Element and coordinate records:

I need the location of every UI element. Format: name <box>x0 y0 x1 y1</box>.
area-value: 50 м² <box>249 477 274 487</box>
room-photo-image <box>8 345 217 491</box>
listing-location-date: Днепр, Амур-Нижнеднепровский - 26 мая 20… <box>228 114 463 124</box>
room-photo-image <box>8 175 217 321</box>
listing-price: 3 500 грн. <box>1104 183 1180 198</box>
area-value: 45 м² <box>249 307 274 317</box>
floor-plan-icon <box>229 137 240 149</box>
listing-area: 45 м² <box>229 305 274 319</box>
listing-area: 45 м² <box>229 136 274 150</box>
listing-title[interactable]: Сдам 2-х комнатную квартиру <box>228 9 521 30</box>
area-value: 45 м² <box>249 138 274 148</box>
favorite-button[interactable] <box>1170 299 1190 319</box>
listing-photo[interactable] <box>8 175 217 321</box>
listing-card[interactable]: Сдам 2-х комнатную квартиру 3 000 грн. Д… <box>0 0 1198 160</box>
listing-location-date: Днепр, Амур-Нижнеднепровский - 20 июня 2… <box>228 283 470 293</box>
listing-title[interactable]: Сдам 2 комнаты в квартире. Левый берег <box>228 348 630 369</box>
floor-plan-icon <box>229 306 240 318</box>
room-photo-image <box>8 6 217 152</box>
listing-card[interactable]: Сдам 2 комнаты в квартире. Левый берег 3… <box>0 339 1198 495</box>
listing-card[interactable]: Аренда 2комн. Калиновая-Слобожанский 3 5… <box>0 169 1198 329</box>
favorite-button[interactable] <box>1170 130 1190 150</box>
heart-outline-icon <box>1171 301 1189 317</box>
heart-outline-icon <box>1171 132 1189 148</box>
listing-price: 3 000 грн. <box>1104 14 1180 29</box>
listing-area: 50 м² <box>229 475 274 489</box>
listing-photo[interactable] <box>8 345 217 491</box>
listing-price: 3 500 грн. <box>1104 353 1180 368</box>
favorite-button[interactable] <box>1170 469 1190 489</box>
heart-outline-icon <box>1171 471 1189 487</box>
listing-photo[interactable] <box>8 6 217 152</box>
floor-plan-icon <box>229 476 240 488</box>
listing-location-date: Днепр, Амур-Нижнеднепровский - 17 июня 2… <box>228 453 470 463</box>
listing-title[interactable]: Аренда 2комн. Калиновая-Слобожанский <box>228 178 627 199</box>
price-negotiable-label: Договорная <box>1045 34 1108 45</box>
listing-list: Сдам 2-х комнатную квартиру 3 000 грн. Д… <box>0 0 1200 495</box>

YOUR OBJECTIVE:
Rewrite every item above, swapping "favorite-button" for "save-button" and keeping everything else the same.

CORRECT RESULT:
I need the location of every UI element. Format: name <box>x0 y0 x1 y1</box>.
area-value: 50 м² <box>249 477 274 487</box>
room-photo-image <box>8 345 217 491</box>
listing-location-date: Днепр, Амур-Нижнеднепровский - 26 мая 20… <box>228 114 463 124</box>
room-photo-image <box>8 175 217 321</box>
listing-price: 3 500 грн. <box>1104 183 1180 198</box>
area-value: 45 м² <box>249 307 274 317</box>
floor-plan-icon <box>229 137 240 149</box>
listing-area: 45 м² <box>229 305 274 319</box>
listing-area: 45 м² <box>229 136 274 150</box>
listing-title[interactable]: Сдам 2-х комнатную квартиру <box>228 9 521 30</box>
area-value: 45 м² <box>249 138 274 148</box>
save-button[interactable] <box>1170 299 1190 319</box>
listing-photo[interactable] <box>8 175 217 321</box>
listing-card[interactable]: Сдам 2-х комнатную квартиру 3 000 грн. Д… <box>0 0 1198 160</box>
listing-location-date: Днепр, Амур-Нижнеднепровский - 20 июня 2… <box>228 283 470 293</box>
listing-title[interactable]: Сдам 2 комнаты в квартире. Левый берег <box>228 348 630 369</box>
floor-plan-icon <box>229 306 240 318</box>
room-photo-image <box>8 6 217 152</box>
listing-card[interactable]: Сдам 2 комнаты в квартире. Левый берег 3… <box>0 339 1198 495</box>
listing-card[interactable]: Аренда 2комн. Калиновая-Слобожанский 3 5… <box>0 169 1198 329</box>
save-button[interactable] <box>1170 130 1190 150</box>
heart-outline-icon <box>1171 301 1189 317</box>
heart-outline-icon <box>1171 132 1189 148</box>
listing-price: 3 000 грн. <box>1104 14 1180 29</box>
listing-area: 50 м² <box>229 475 274 489</box>
listing-photo[interactable] <box>8 345 217 491</box>
listing-price: 3 500 грн. <box>1104 353 1180 368</box>
save-button[interactable] <box>1170 469 1190 489</box>
heart-outline-icon <box>1171 471 1189 487</box>
listing-photo[interactable] <box>8 6 217 152</box>
floor-plan-icon <box>229 476 240 488</box>
listing-location-date: Днепр, Амур-Нижнеднепровский - 17 июня 2… <box>228 453 470 463</box>
listing-title[interactable]: Аренда 2комн. Калиновая-Слобожанский <box>228 178 627 199</box>
price-negotiable-label: Договорная <box>1045 34 1108 45</box>
listing-list: Сдам 2-х комнатную квартиру 3 000 грн. Д… <box>0 0 1200 495</box>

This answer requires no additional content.